Stored items:
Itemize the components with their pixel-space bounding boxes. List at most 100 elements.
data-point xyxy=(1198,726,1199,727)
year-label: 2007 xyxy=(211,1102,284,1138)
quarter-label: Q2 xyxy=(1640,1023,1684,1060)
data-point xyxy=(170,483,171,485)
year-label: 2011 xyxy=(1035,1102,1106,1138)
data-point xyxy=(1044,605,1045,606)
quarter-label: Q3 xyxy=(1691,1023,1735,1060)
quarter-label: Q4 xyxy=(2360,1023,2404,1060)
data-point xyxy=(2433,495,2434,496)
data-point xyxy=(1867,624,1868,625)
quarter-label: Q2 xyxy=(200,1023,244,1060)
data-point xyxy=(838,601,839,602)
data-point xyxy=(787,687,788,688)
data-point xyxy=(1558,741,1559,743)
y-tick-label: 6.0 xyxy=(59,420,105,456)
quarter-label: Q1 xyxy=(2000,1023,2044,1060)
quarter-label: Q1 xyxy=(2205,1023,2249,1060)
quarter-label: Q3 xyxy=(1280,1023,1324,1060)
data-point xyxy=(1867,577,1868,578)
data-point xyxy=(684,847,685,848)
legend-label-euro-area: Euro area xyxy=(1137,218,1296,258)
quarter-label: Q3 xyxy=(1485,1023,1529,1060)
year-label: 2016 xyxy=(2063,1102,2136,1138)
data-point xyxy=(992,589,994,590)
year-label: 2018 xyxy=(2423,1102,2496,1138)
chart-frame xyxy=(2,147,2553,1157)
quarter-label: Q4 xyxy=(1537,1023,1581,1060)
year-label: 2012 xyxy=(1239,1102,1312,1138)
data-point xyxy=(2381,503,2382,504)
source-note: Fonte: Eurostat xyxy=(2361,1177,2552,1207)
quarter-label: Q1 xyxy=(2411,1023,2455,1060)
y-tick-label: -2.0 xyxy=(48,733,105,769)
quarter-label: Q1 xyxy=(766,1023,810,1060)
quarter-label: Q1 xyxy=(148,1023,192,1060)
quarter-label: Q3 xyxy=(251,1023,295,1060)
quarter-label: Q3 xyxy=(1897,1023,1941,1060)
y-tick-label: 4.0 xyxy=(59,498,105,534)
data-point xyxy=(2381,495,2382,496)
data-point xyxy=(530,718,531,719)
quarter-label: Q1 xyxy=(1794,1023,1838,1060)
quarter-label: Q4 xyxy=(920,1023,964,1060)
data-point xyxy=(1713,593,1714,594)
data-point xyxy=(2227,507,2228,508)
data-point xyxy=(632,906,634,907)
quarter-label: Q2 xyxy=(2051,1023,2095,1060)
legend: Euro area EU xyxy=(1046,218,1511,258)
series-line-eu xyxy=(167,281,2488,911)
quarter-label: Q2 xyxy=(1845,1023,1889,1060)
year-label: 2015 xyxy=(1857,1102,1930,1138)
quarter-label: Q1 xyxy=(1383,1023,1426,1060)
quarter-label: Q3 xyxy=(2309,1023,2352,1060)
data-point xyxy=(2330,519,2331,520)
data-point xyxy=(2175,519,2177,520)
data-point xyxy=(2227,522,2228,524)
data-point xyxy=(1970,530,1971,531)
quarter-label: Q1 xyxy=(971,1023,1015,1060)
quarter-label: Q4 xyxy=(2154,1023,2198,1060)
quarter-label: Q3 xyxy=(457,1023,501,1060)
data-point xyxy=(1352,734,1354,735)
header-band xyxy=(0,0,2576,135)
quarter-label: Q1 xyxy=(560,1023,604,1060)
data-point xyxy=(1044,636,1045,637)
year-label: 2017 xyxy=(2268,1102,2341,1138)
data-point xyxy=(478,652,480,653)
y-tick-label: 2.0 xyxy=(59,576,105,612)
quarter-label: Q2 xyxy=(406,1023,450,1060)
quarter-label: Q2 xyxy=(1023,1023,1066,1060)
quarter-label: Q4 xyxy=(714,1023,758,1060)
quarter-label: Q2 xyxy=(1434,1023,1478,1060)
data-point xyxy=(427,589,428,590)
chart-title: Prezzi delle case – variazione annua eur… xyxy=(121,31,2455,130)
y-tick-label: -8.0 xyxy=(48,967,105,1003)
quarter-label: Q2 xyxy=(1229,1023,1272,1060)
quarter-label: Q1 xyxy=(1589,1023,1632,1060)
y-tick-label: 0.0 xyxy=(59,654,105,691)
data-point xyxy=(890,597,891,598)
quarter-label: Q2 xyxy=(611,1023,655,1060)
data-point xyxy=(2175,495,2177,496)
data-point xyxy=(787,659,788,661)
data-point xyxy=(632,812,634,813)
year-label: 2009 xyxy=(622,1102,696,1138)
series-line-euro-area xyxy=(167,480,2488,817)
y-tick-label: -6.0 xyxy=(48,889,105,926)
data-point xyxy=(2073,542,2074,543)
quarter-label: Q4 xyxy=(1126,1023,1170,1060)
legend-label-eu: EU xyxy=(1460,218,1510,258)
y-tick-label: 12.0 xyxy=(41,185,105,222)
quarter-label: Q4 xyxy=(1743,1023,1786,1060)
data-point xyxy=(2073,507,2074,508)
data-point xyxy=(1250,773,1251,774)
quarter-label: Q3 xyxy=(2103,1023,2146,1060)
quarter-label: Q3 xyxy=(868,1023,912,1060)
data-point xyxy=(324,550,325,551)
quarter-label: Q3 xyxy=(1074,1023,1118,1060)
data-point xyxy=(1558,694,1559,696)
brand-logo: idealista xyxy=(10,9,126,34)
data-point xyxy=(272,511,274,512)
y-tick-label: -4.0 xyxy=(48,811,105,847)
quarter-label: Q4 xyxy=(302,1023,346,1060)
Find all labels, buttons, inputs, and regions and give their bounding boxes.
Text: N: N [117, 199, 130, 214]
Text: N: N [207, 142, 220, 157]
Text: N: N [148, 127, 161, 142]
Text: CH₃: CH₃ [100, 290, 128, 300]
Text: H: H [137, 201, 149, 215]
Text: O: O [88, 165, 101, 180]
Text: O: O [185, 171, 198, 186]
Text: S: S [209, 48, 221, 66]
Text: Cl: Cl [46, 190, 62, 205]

### Task to complete
Can you output the lines from the start of the items up to and including the line with "data-point xyxy=(2433,495,2434,496)" as a JSON list of strings, one string per line and no blank lines?

### The completed task
[
  "Itemize the components with their pixel-space bounding boxes. List at most 100 elements.",
  "data-point xyxy=(1198,726,1199,727)",
  "year-label: 2007 xyxy=(211,1102,284,1138)",
  "quarter-label: Q2 xyxy=(1640,1023,1684,1060)",
  "data-point xyxy=(170,483,171,485)",
  "year-label: 2011 xyxy=(1035,1102,1106,1138)",
  "data-point xyxy=(1044,605,1045,606)",
  "quarter-label: Q3 xyxy=(1691,1023,1735,1060)",
  "quarter-label: Q4 xyxy=(2360,1023,2404,1060)",
  "data-point xyxy=(2433,495,2434,496)"
]